Please restate the data that follows, leaving every word in place.

□ □ □

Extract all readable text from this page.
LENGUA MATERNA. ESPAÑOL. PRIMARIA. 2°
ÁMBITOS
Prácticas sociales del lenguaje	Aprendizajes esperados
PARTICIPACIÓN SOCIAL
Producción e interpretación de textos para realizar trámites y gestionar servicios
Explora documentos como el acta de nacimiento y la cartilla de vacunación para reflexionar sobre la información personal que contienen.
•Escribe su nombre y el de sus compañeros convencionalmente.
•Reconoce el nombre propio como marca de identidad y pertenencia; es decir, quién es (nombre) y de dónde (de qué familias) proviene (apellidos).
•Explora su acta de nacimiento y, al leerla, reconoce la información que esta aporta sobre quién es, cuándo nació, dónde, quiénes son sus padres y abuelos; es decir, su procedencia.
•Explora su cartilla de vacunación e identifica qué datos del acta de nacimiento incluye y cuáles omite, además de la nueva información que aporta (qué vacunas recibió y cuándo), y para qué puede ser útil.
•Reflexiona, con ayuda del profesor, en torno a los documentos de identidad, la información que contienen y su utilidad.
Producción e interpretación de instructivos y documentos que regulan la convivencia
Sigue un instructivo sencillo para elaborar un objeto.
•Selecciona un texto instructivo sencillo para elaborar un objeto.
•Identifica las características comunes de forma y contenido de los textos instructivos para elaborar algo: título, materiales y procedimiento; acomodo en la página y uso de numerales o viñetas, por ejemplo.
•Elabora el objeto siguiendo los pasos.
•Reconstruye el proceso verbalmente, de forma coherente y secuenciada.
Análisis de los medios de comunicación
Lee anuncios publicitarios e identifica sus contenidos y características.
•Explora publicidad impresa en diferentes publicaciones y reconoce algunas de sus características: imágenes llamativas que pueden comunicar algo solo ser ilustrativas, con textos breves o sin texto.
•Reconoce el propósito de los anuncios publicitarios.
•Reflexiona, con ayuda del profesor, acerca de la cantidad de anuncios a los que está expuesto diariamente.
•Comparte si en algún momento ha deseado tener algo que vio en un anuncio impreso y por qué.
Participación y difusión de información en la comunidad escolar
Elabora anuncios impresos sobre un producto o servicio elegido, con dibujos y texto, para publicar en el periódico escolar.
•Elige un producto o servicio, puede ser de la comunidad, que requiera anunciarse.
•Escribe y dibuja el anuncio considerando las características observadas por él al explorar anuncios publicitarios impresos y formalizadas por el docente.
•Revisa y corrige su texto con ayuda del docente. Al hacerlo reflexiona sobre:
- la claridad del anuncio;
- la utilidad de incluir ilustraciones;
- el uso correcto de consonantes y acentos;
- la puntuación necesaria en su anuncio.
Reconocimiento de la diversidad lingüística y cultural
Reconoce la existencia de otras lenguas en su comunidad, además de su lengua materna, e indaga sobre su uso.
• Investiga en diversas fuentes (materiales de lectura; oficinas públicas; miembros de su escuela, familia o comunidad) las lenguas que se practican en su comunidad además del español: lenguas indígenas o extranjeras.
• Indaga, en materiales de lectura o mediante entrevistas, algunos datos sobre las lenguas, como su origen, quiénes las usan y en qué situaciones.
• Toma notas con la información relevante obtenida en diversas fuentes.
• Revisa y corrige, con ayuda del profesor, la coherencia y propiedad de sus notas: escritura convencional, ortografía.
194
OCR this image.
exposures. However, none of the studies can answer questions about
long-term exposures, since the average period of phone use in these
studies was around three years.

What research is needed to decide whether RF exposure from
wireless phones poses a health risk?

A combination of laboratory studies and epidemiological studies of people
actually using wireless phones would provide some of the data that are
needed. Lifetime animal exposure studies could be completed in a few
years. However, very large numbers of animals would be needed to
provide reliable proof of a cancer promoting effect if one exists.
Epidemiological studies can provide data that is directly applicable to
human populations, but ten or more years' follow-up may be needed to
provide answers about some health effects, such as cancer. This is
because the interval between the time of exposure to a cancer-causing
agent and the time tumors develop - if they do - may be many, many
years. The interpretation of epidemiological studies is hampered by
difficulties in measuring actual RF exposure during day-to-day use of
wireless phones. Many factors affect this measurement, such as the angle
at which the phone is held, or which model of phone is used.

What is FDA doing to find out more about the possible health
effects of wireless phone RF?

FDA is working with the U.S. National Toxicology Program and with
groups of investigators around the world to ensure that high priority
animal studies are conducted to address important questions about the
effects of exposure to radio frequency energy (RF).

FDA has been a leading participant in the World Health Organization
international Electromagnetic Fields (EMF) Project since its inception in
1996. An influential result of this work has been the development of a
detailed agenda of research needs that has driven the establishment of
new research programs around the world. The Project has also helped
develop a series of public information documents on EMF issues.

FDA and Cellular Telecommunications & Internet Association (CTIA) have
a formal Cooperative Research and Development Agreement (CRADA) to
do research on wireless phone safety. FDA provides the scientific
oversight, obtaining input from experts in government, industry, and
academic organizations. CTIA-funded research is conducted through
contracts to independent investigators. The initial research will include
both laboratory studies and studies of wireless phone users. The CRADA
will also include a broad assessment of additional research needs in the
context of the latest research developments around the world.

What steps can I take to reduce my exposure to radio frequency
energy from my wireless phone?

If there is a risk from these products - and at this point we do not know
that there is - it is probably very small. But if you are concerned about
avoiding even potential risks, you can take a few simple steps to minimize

□ □ □

## SOLUTION
Extract all readable text from this page.
LENGUA MATERNA. ESPAÑOL. PRIMARIA. 2°
ÁMBITOS
Prácticas sociales del lenguaje	Aprendizajes esperados
PARTICIPACIÓN SOCIAL
Producción e interpretación de textos para realizar trámites y gestionar servicios
Explora documentos como el acta de nacimiento y la cartilla de vacunación para reflexionar sobre la información personal que contienen.
•Escribe su nombre y el de sus compañeros convencionalmente.
•Reconoce el nombre propio como marca de identidad y pertenencia; es decir, quién es (nombre) y de dónde (de qué familias) proviene (apellidos).
•Explora su acta de nacimiento y, al leerla, reconoce la información que esta aporta sobre quién es, cuándo nació, dónde, quiénes son sus padres y abuelos; es decir, su procedencia.
•Explora su cartilla de vacunación e identifica qué datos del acta de nacimiento incluye y cuáles omite, además de la nueva información que aporta (qué vacunas recibió y cuándo), y para qué puede ser útil.
•Reflexiona, con ayuda del profesor, en torno a los documentos de identidad, la información que contienen y su utilidad.
Producción e interpretación de instructivos y documentos que regulan la convivencia
Sigue un instructivo sencillo para elaborar un objeto.
•Selecciona un texto instructivo sencillo para elaborar un objeto.
•Identifica las características comunes de forma y contenido de los textos instructivos para elaborar algo: título, materiales y procedimiento; acomodo en la página y uso de numerales o viñetas, por ejemplo.
•Elabora el objeto siguiendo los pasos.
•Reconstruye el proceso verbalmente, de forma coherente y secuenciada.
Análisis de los medios de comunicación
Lee anuncios publicitarios e identifica sus contenidos y características.
•Explora publicidad impresa en diferentes publicaciones y reconoce algunas de sus características: imágenes llamativas que pueden comunicar algo solo ser ilustrativas, con textos breves o sin texto.
•Reconoce el propósito de los anuncios publicitarios.
•Reflexiona, con ayuda del profesor, acerca de la cantidad de anuncios a los que está expuesto diariamente.
•Comparte si en algún momento ha deseado tener algo que vio en un anuncio impreso y por qué.
Participación y difusión de información en la comunidad escolar
Elabora anuncios impresos sobre un producto o servicio elegido, con dibujos y texto, para publicar en el periódico escolar.
•Elige un producto o servicio, puede ser de la comunidad, que requiera anunciarse.
•Escribe y dibuja el anuncio considerando las características observadas por él al explorar anuncios publicitarios impresos y formalizadas por el docente.
•Revisa y corrige su texto con ayuda del docente. Al hacerlo reflexiona sobre:
- la claridad del anuncio;
- la utilidad de incluir ilustraciones;
- el uso correcto de consonantes y acentos;
- la puntuación necesaria en su anuncio.
Reconocimiento de la diversidad lingüística y cultural
Reconoce la existencia de otras lenguas en su comunidad, además de su lengua materna, e indaga sobre su uso.
• Investiga en diversas fuentes (materiales de lectura; oficinas públicas; miembros de su escuela, familia o comunidad) las lenguas que se practican en su comunidad además del español: lenguas indígenas o extranjeras.
• Indaga, en materiales de lectura o mediante entrevistas, algunos datos sobre las lenguas, como su origen, quiénes las usan y en qué situaciones.
• Toma notas con la información relevante obtenida en diversas fuentes.
• Revisa y corrige, con ayuda del profesor, la coherencia y propiedad de sus notas: escritura convencional, ortografía.
194
OCR this image.
exposures. However, none of the studies can answer questions about
long-term exposures, since the average period of phone use in these
studies was around three years.

What research is needed to decide whether RF exposure from
wireless phones poses a health risk?

A combination of laboratory studies and epidemiological studies of people
actually using wireless phones would provide some of the data that are
needed. Lifetime animal exposure studies could be completed in a few
years. However, very large numbers of animals would be needed to
provide reliable proof of a cancer promoting effect if one exists.
Epidemiological studies can provide data that is directly applicable to
human populations, but ten or more years' follow-up may be needed to
provide answers about some health effects, such as cancer. This is
because the interval between the time of exposure to a cancer-causing
agent and the time tumors develop - if they do - may be many, many
years. The interpretation of epidemiological studies is hampered by
difficulties in measuring actual RF exposure during day-to-day use of
wireless phones. Many factors affect this measurement, such as the angle
at which the phone is held, or which model of phone is used.

What is FDA doing to find out more about the possible health
effects of wireless phone RF?

FDA is working with the U.S. National Toxicology Program and with
groups of investigators around the world to ensure that high priority
animal studies are conducted to address important questions about the
effects of exposure to radio frequency energy (RF).

FDA has been a leading participant in the World Health Organization
international Electromagnetic Fields (EMF) Project since its inception in
1996. An influential result of this work has been the development of a
detailed agenda of research needs that has driven the establishment of
new research programs around the world. The Project has also helped
develop a series of public information documents on EMF issues.

FDA and Cellular Telecommunications & Internet Association (CTIA) have
a formal Cooperative Research and Development Agreement (CRADA) to
do research on wireless phone safety. FDA provides the scientific
oversight, obtaining input from experts in government, industry, and
academic organizations. CTIA-funded research is conducted through
contracts to independent investigators. The initial research will include
both laboratory studies and studies of wireless phone users. The CRADA
will also include a broad assessment of additional research needs in the
context of the latest research developments around the world.

What steps can I take to reduce my exposure to radio frequency
energy from my wireless phone?

If there is a risk from these products - and at this point we do not know
that there is - it is probably very small. But if you are concerned about
avoiding even potential risks, you can take a few simple steps to minimize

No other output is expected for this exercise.